Exercise directions> Using the data below, gather each line that includes the word "Output".

Start

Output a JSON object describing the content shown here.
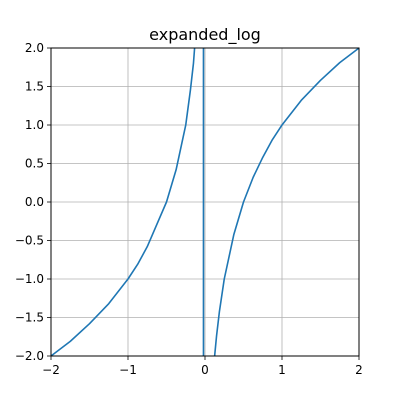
{
  "chart_data": {
    "type": "line",
    "title": "expanded_log",
    "xlabel": "",
    "ylabel": "",
    "xlim": [
      -2,
      2
    ],
    "ylim": [
      -2,
      2
    ],
    "grid": true,
    "xticks": [
      -2,
      -1,
      0,
      1,
      2
    ],
    "yticks": [
      -2.0,
      -1.5,
      -1.0,
      -0.5,
      0.0,
      0.5,
      1.0,
      1.5,
      2.0
    ],
    "xtick_labels": [
      "−2",
      "−1",
      "0",
      "1",
      "2"
    ],
    "ytick_labels": [
      "−2.0",
      "−1.5",
      "−1.0",
      "−0.5",
      "0.0",
      "0.5",
      "1.0",
      "1.5",
      "2.0"
    ],
    "series": [
      {
        "color": "#1f77b4",
        "points": [
          [
            -2.0,
            -2.0
          ],
          [
            -1.75,
            -1.81
          ],
          [
            -1.5,
            -1.58
          ],
          [
            -1.25,
            -1.32
          ],
          [
            -1.0,
            -1.0
          ],
          [
            -0.875,
            -0.81
          ],
          [
            -0.75,
            -0.58
          ],
          [
            -0.625,
            -0.29
          ],
          [
            -0.5,
            0.0
          ],
          [
            -0.375,
            0.42
          ],
          [
            -0.25,
            1.0
          ],
          [
            -0.19,
            1.45
          ],
          [
            -0.15,
            1.8
          ],
          [
            -0.135,
            2.0
          ]
        ]
      },
      {
        "color": "#1f77b4",
        "points": [
          [
            -0.02,
            2.0
          ],
          [
            -0.02,
            -2.0
          ]
        ]
      },
      {
        "color": "#1f77b4",
        "points": [
          [
            0.125,
            -2.0
          ],
          [
            0.15,
            -1.74
          ],
          [
            0.1875,
            -1.42
          ],
          [
            0.25,
            -1.0
          ],
          [
            0.375,
            -0.42
          ],
          [
            0.5,
            0.0
          ],
          [
            0.625,
            0.32
          ],
          [
            0.75,
            0.58
          ],
          [
            0.875,
            0.81
          ],
          [
            1.0,
            1.0
          ],
          [
            1.25,
            1.32
          ],
          [
            1.5,
            1.58
          ],
          [
            1.75,
            1.81
          ],
          [
            2.0,
            2.0
          ]
        ]
      }
    ]
  }
}
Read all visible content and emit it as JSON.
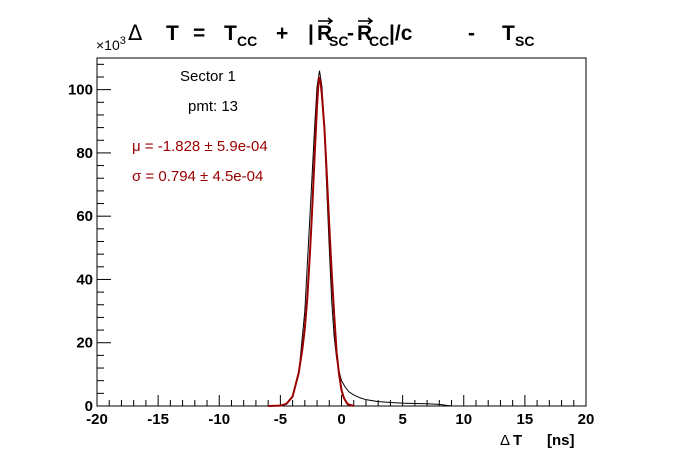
{
  "chart_data": {
    "type": "line",
    "title": "Δ T = T_CC + |R_SC − R_CC|/c − T_SC",
    "title_parts": {
      "delta": "Δ",
      "t": "T",
      "eq": "=",
      "t_cc": "T",
      "sub_cc": "CC",
      "plus": "+",
      "bar_open": "|",
      "r_sc": "R",
      "sub_sc": "SC",
      "minus1": "-",
      "r_cc": "R",
      "sub_cc2": "CC",
      "over_c": "|/c",
      "minus2": "-",
      "t_sc": "T",
      "sub_sc2": "SC"
    },
    "xlabel": "Δ T [ns]",
    "xlabel_parts": {
      "delta": "Δ",
      "t": "T",
      "unit": "[ns]"
    },
    "y_multiplier": {
      "base": "×10",
      "exp": "3"
    },
    "xlim": [
      -20,
      20
    ],
    "ylim": [
      0,
      110
    ],
    "x_ticks": [
      -20,
      -15,
      -10,
      -5,
      0,
      5,
      10,
      15,
      20
    ],
    "y_ticks": [
      0,
      20,
      40,
      60,
      80,
      100
    ],
    "grid": false,
    "annotations": {
      "sector": "Sector 1",
      "pmt": "pmt: 13",
      "mu": "μ = -1.828 ± 5.9e-04",
      "sigma": "σ = 0.794 ± 4.5e-04"
    },
    "series": [
      {
        "role": "histogram",
        "color": "#000000",
        "x": [
          -20,
          -6,
          -5,
          -4.5,
          -4,
          -3.5,
          -3.0,
          -2.5,
          -2.2,
          -2.0,
          -1.8,
          -1.6,
          -1.4,
          -1.2,
          -1.0,
          -0.8,
          -0.6,
          -0.4,
          -0.2,
          0.0,
          0.3,
          0.6,
          1.0,
          1.5,
          2.0,
          3.0,
          4.0,
          5.0,
          6.0,
          7.0,
          8.0,
          8.6,
          9.0,
          10.0,
          20
        ],
        "y": [
          0,
          0,
          0.2,
          0.8,
          3,
          10,
          30,
          66,
          88,
          101,
          106,
          101,
          88,
          68,
          50,
          33,
          22,
          15,
          11,
          8,
          6,
          4.5,
          3.5,
          2.6,
          2.0,
          1.4,
          1.1,
          0.9,
          0.8,
          0.7,
          0.5,
          0.2,
          0.05,
          0,
          0
        ]
      },
      {
        "role": "fit",
        "color": "#990000",
        "x": [
          -6,
          -5,
          -4.5,
          -4.0,
          -3.5,
          -3.2,
          -3.0,
          -2.8,
          -2.6,
          -2.4,
          -2.2,
          -2.0,
          -1.9,
          -1.828,
          -1.7,
          -1.6,
          -1.4,
          -1.2,
          -1.0,
          -0.8,
          -0.6,
          -0.4,
          -0.2,
          0.0,
          0.2,
          0.5,
          1.0
        ],
        "y": [
          0,
          0.1,
          0.7,
          3.0,
          10.5,
          18,
          24.5,
          34,
          47,
          62,
          79,
          95,
          101,
          104,
          102,
          98,
          88,
          73,
          57,
          42,
          29,
          17,
          10,
          5,
          2.5,
          0.6,
          0
        ]
      }
    ]
  }
}
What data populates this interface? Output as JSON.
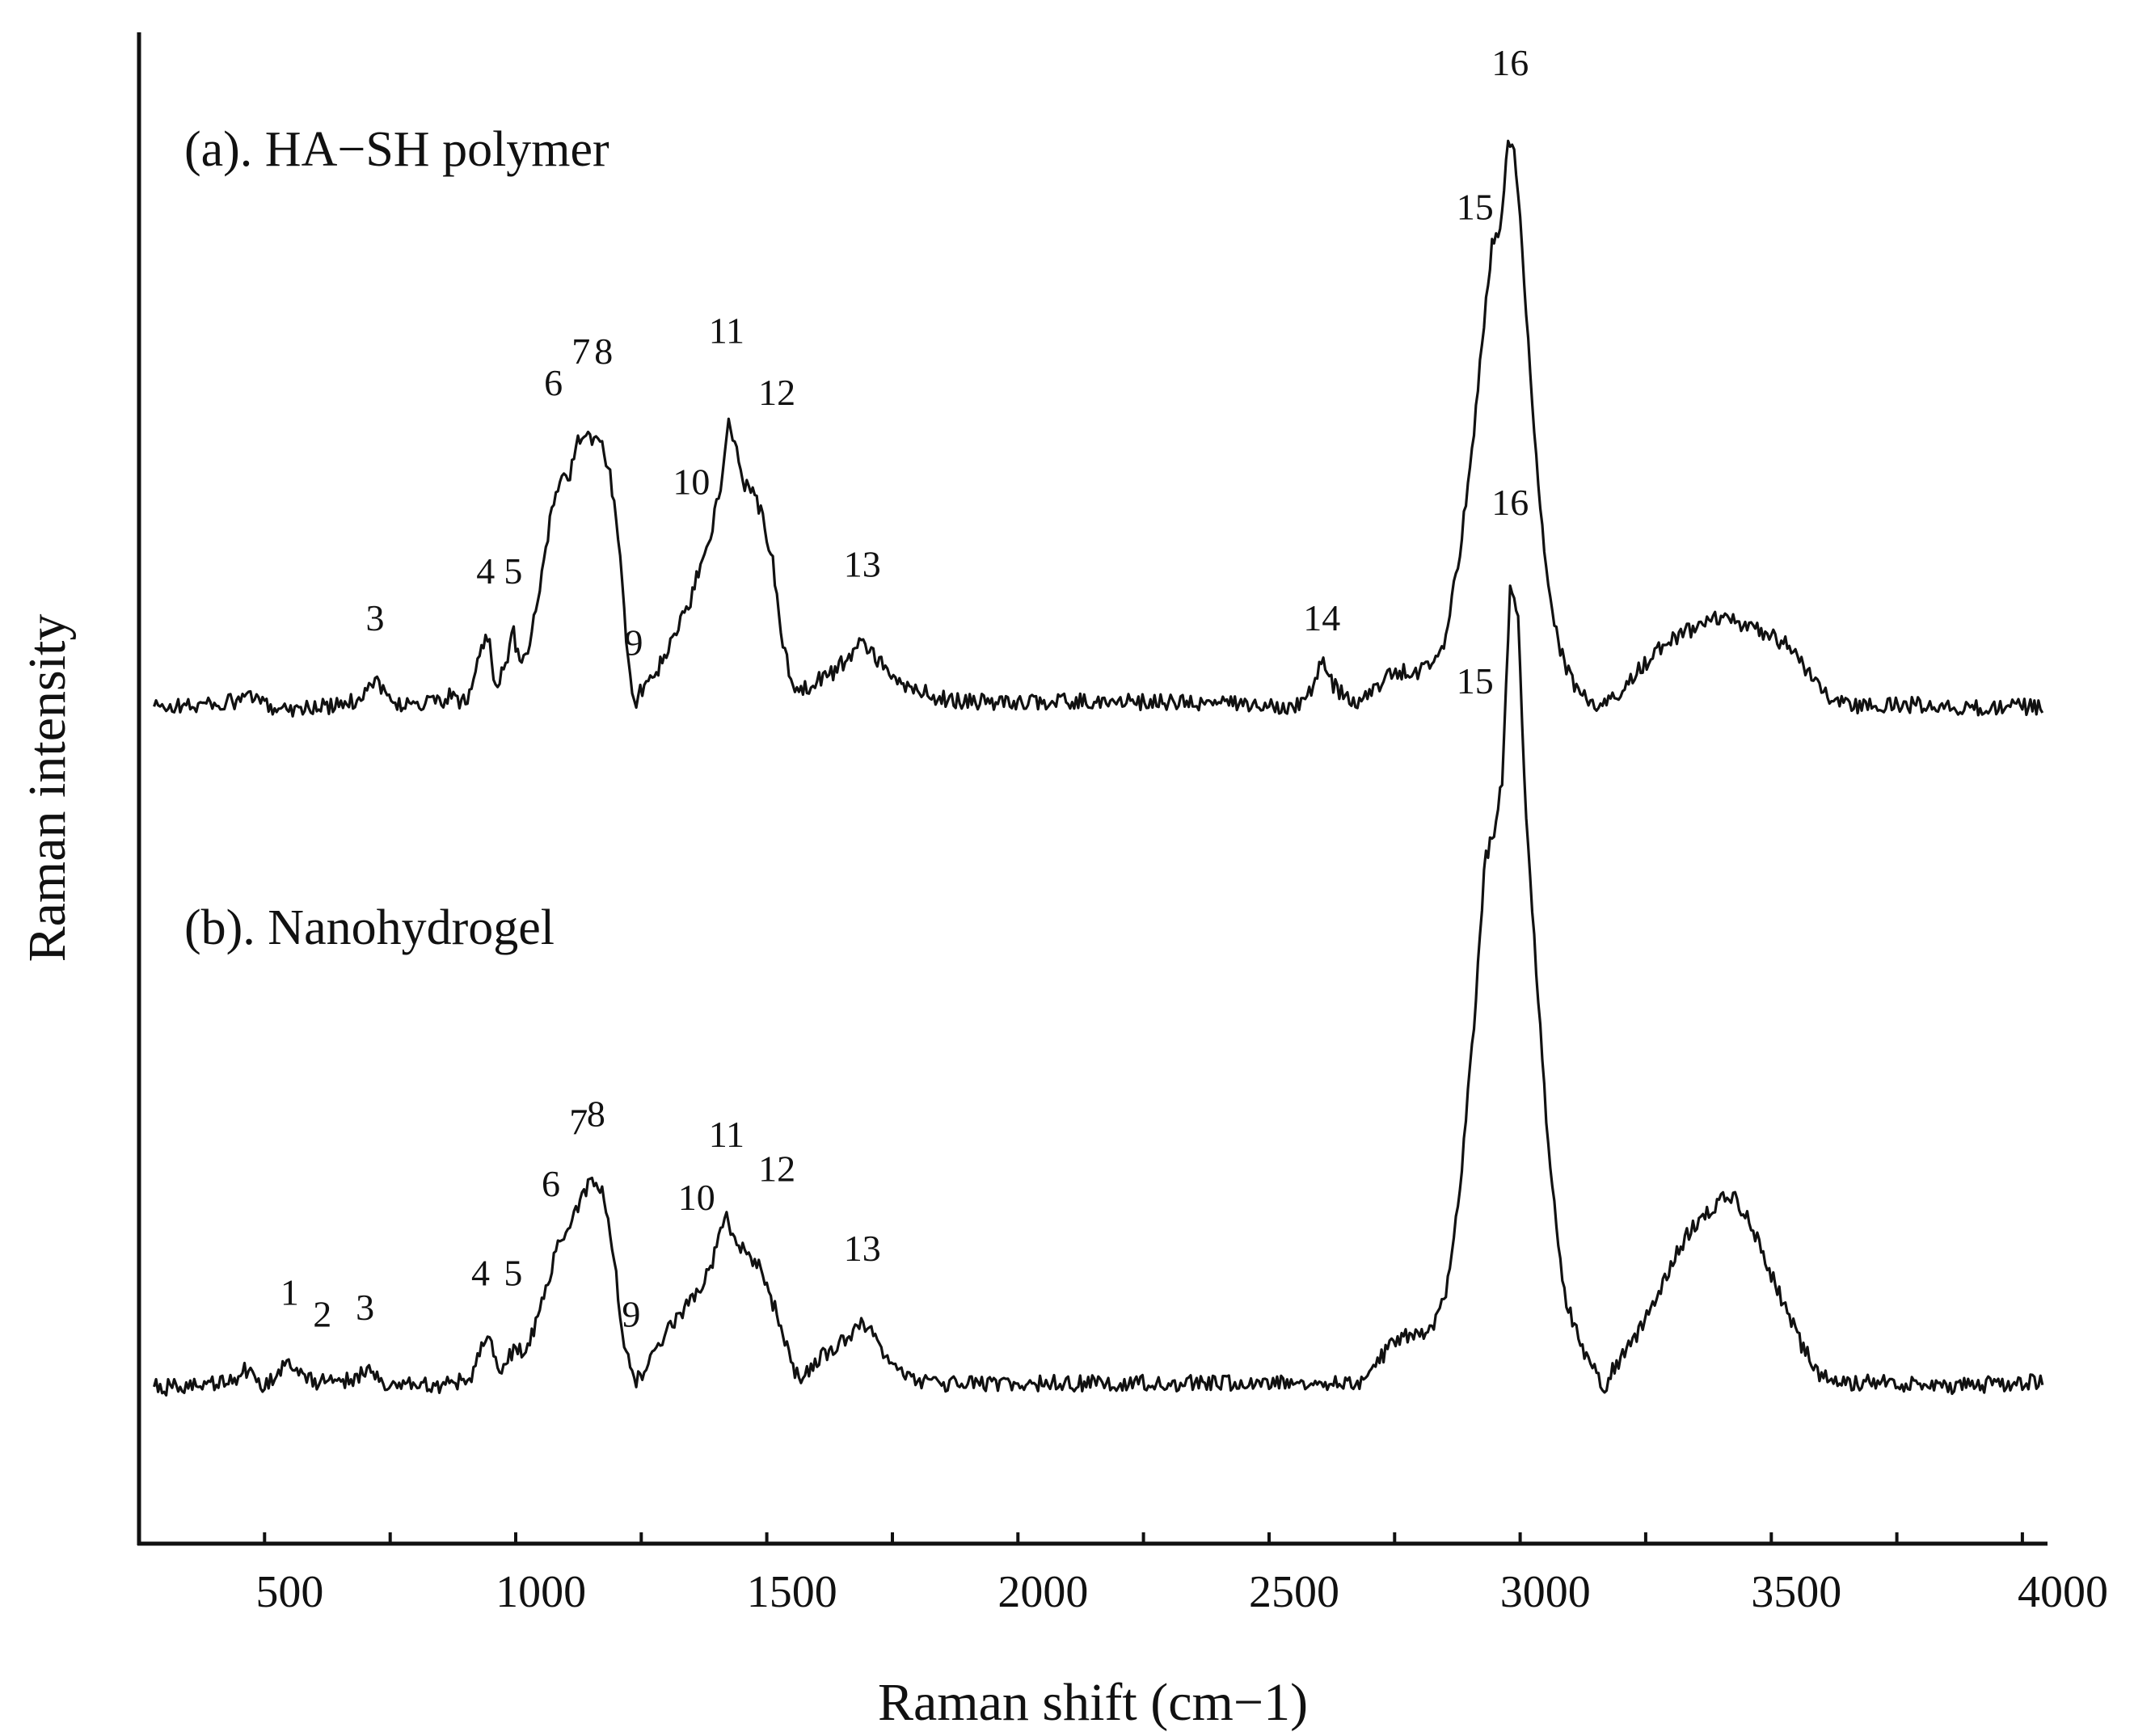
{
  "chart_data": {
    "type": "line",
    "xlabel": "Raman shift (cm−1)",
    "ylabel": "Raman intensity",
    "xlim": [
      200,
      4000
    ],
    "x_ticks": [
      500,
      1000,
      1500,
      2000,
      2500,
      3000,
      3500,
      4000
    ],
    "x_tick_labels": [
      "500",
      "1000",
      "1500",
      "2000",
      "2500",
      "3000",
      "3500",
      "4000"
    ],
    "minor_tick_step": 250,
    "ylim": [
      0,
      1
    ],
    "y_ticks": [],
    "grid": false,
    "line_color": "#111111",
    "series": [
      {
        "name": "(a). HA−SH polymer",
        "baseline": 0.55,
        "points": [
          [
            230,
            0.55
          ],
          [
            300,
            0.551
          ],
          [
            400,
            0.554
          ],
          [
            420,
            0.56
          ],
          [
            440,
            0.552
          ],
          [
            500,
            0.549
          ],
          [
            600,
            0.551
          ],
          [
            640,
            0.556
          ],
          [
            670,
            0.572
          ],
          [
            700,
            0.553
          ],
          [
            760,
            0.552
          ],
          [
            800,
            0.554
          ],
          [
            820,
            0.558
          ],
          [
            840,
            0.553
          ],
          [
            860,
            0.558
          ],
          [
            880,
            0.593
          ],
          [
            895,
            0.603
          ],
          [
            910,
            0.566
          ],
          [
            925,
            0.575
          ],
          [
            945,
            0.605
          ],
          [
            960,
            0.575
          ],
          [
            980,
            0.6
          ],
          [
            1000,
            0.64
          ],
          [
            1020,
            0.69
          ],
          [
            1040,
            0.72
          ],
          [
            1055,
            0.715
          ],
          [
            1075,
            0.745
          ],
          [
            1090,
            0.748
          ],
          [
            1105,
            0.742
          ],
          [
            1120,
            0.748
          ],
          [
            1140,
            0.715
          ],
          [
            1160,
            0.65
          ],
          [
            1175,
            0.575
          ],
          [
            1190,
            0.555
          ],
          [
            1210,
            0.57
          ],
          [
            1230,
            0.575
          ],
          [
            1250,
            0.59
          ],
          [
            1270,
            0.605
          ],
          [
            1300,
            0.628
          ],
          [
            1320,
            0.66
          ],
          [
            1340,
            0.68
          ],
          [
            1355,
            0.705
          ],
          [
            1375,
            0.76
          ],
          [
            1390,
            0.735
          ],
          [
            1405,
            0.712
          ],
          [
            1420,
            0.712
          ],
          [
            1440,
            0.69
          ],
          [
            1460,
            0.66
          ],
          [
            1480,
            0.6
          ],
          [
            1500,
            0.565
          ],
          [
            1520,
            0.562
          ],
          [
            1550,
            0.57
          ],
          [
            1580,
            0.575
          ],
          [
            1610,
            0.585
          ],
          [
            1640,
            0.6
          ],
          [
            1660,
            0.59
          ],
          [
            1700,
            0.57
          ],
          [
            1750,
            0.562
          ],
          [
            1800,
            0.556
          ],
          [
            1900,
            0.553
          ],
          [
            2000,
            0.554
          ],
          [
            2200,
            0.554
          ],
          [
            2400,
            0.552
          ],
          [
            2500,
            0.551
          ],
          [
            2530,
            0.56
          ],
          [
            2555,
            0.583
          ],
          [
            2580,
            0.565
          ],
          [
            2620,
            0.552
          ],
          [
            2650,
            0.56
          ],
          [
            2680,
            0.57
          ],
          [
            2700,
            0.575
          ],
          [
            2720,
            0.576
          ],
          [
            2740,
            0.573
          ],
          [
            2760,
            0.578
          ],
          [
            2780,
            0.585
          ],
          [
            2800,
            0.6
          ],
          [
            2830,
            0.66
          ],
          [
            2860,
            0.76
          ],
          [
            2880,
            0.84
          ],
          [
            2895,
            0.89
          ],
          [
            2910,
            0.9
          ],
          [
            2925,
            0.96
          ],
          [
            2935,
            0.96
          ],
          [
            2945,
            0.93
          ],
          [
            2960,
            0.85
          ],
          [
            2980,
            0.74
          ],
          [
            3000,
            0.65
          ],
          [
            3030,
            0.59
          ],
          [
            3060,
            0.565
          ],
          [
            3090,
            0.553
          ],
          [
            3110,
            0.548
          ],
          [
            3140,
            0.558
          ],
          [
            3180,
            0.575
          ],
          [
            3220,
            0.59
          ],
          [
            3280,
            0.605
          ],
          [
            3340,
            0.614
          ],
          [
            3400,
            0.61
          ],
          [
            3460,
            0.6
          ],
          [
            3500,
            0.59
          ],
          [
            3540,
            0.565
          ],
          [
            3580,
            0.555
          ],
          [
            3640,
            0.55
          ],
          [
            3700,
            0.552
          ],
          [
            3780,
            0.551
          ],
          [
            3860,
            0.549
          ],
          [
            3950,
            0.55
          ],
          [
            3990,
            0.551
          ]
        ]
      },
      {
        "name": "(b). Nanohydrogel",
        "baseline": 0.055,
        "points": [
          [
            230,
            0.055
          ],
          [
            300,
            0.055
          ],
          [
            380,
            0.058
          ],
          [
            410,
            0.068
          ],
          [
            430,
            0.06
          ],
          [
            450,
            0.057
          ],
          [
            470,
            0.062
          ],
          [
            500,
            0.075
          ],
          [
            520,
            0.065
          ],
          [
            540,
            0.06
          ],
          [
            560,
            0.059
          ],
          [
            580,
            0.062
          ],
          [
            600,
            0.058
          ],
          [
            640,
            0.064
          ],
          [
            660,
            0.068
          ],
          [
            690,
            0.058
          ],
          [
            750,
            0.056
          ],
          [
            820,
            0.057
          ],
          [
            860,
            0.062
          ],
          [
            885,
            0.09
          ],
          [
            900,
            0.088
          ],
          [
            915,
            0.065
          ],
          [
            935,
            0.078
          ],
          [
            950,
            0.082
          ],
          [
            965,
            0.08
          ],
          [
            990,
            0.1
          ],
          [
            1010,
            0.125
          ],
          [
            1030,
            0.155
          ],
          [
            1050,
            0.17
          ],
          [
            1070,
            0.185
          ],
          [
            1090,
            0.2
          ],
          [
            1110,
            0.205
          ],
          [
            1125,
            0.195
          ],
          [
            1145,
            0.15
          ],
          [
            1165,
            0.09
          ],
          [
            1185,
            0.057
          ],
          [
            1205,
            0.065
          ],
          [
            1230,
            0.08
          ],
          [
            1260,
            0.1
          ],
          [
            1290,
            0.115
          ],
          [
            1320,
            0.128
          ],
          [
            1345,
            0.15
          ],
          [
            1370,
            0.18
          ],
          [
            1390,
            0.16
          ],
          [
            1410,
            0.152
          ],
          [
            1430,
            0.145
          ],
          [
            1455,
            0.125
          ],
          [
            1480,
            0.095
          ],
          [
            1500,
            0.07
          ],
          [
            1520,
            0.06
          ],
          [
            1545,
            0.072
          ],
          [
            1575,
            0.082
          ],
          [
            1610,
            0.09
          ],
          [
            1640,
            0.1
          ],
          [
            1660,
            0.095
          ],
          [
            1690,
            0.075
          ],
          [
            1730,
            0.062
          ],
          [
            1780,
            0.058
          ],
          [
            1900,
            0.057
          ],
          [
            2000,
            0.058
          ],
          [
            2200,
            0.058
          ],
          [
            2400,
            0.058
          ],
          [
            2550,
            0.06
          ],
          [
            2600,
            0.057
          ],
          [
            2640,
            0.06
          ],
          [
            2680,
            0.08
          ],
          [
            2700,
            0.09
          ],
          [
            2740,
            0.095
          ],
          [
            2770,
            0.097
          ],
          [
            2800,
            0.118
          ],
          [
            2830,
            0.2
          ],
          [
            2860,
            0.33
          ],
          [
            2880,
            0.44
          ],
          [
            2900,
            0.46
          ],
          [
            2915,
            0.5
          ],
          [
            2930,
            0.64
          ],
          [
            2945,
            0.62
          ],
          [
            2960,
            0.48
          ],
          [
            2985,
            0.34
          ],
          [
            3010,
            0.21
          ],
          [
            3040,
            0.12
          ],
          [
            3070,
            0.085
          ],
          [
            3100,
            0.065
          ],
          [
            3115,
            0.053
          ],
          [
            3135,
            0.068
          ],
          [
            3170,
            0.085
          ],
          [
            3210,
            0.11
          ],
          [
            3250,
            0.145
          ],
          [
            3290,
            0.17
          ],
          [
            3330,
            0.185
          ],
          [
            3370,
            0.195
          ],
          [
            3400,
            0.18
          ],
          [
            3430,
            0.155
          ],
          [
            3470,
            0.12
          ],
          [
            3510,
            0.085
          ],
          [
            3550,
            0.063
          ],
          [
            3600,
            0.058
          ],
          [
            3700,
            0.058
          ],
          [
            3800,
            0.056
          ],
          [
            3900,
            0.057
          ],
          [
            3990,
            0.06
          ]
        ]
      }
    ],
    "peak_labels": [
      {
        "series": 0,
        "label": "3",
        "x": 670,
        "value": 0.606
      },
      {
        "series": 0,
        "label": "4",
        "x": 890,
        "value": 0.64
      },
      {
        "series": 0,
        "label": "5",
        "x": 945,
        "value": 0.64
      },
      {
        "series": 0,
        "label": "6",
        "x": 1025,
        "value": 0.777
      },
      {
        "series": 0,
        "label": "7",
        "x": 1080,
        "value": 0.8
      },
      {
        "series": 0,
        "label": "8",
        "x": 1125,
        "value": 0.8
      },
      {
        "series": 0,
        "label": "9",
        "x": 1185,
        "value": 0.588
      },
      {
        "series": 0,
        "label": "10",
        "x": 1300,
        "value": 0.705
      },
      {
        "series": 0,
        "label": "11",
        "x": 1370,
        "value": 0.815
      },
      {
        "series": 0,
        "label": "12",
        "x": 1470,
        "value": 0.77
      },
      {
        "series": 0,
        "label": "13",
        "x": 1640,
        "value": 0.645
      },
      {
        "series": 0,
        "label": "14",
        "x": 2555,
        "value": 0.606
      },
      {
        "series": 0,
        "label": "15",
        "x": 2860,
        "value": 0.905
      },
      {
        "series": 0,
        "label": "16",
        "x": 2930,
        "value": 1.01
      },
      {
        "series": 1,
        "label": "1",
        "x": 500,
        "value": 0.115
      },
      {
        "series": 1,
        "label": "2",
        "x": 565,
        "value": 0.099
      },
      {
        "series": 1,
        "label": "3",
        "x": 650,
        "value": 0.104
      },
      {
        "series": 1,
        "label": "4",
        "x": 880,
        "value": 0.129
      },
      {
        "series": 1,
        "label": "5",
        "x": 945,
        "value": 0.129
      },
      {
        "series": 1,
        "label": "6",
        "x": 1020,
        "value": 0.194
      },
      {
        "series": 1,
        "label": "7",
        "x": 1075,
        "value": 0.239
      },
      {
        "series": 1,
        "label": "8",
        "x": 1110,
        "value": 0.245
      },
      {
        "series": 1,
        "label": "9",
        "x": 1180,
        "value": 0.099
      },
      {
        "series": 1,
        "label": "10",
        "x": 1310,
        "value": 0.184
      },
      {
        "series": 1,
        "label": "11",
        "x": 1370,
        "value": 0.23
      },
      {
        "series": 1,
        "label": "12",
        "x": 1470,
        "value": 0.205
      },
      {
        "series": 1,
        "label": "13",
        "x": 1640,
        "value": 0.147
      },
      {
        "series": 1,
        "label": "15",
        "x": 2860,
        "value": 0.56
      },
      {
        "series": 1,
        "label": "16",
        "x": 2930,
        "value": 0.69
      }
    ]
  }
}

End

Exercise result>
Output a JSON object describing the content shown here.
What data populates this interface? Output as JSON.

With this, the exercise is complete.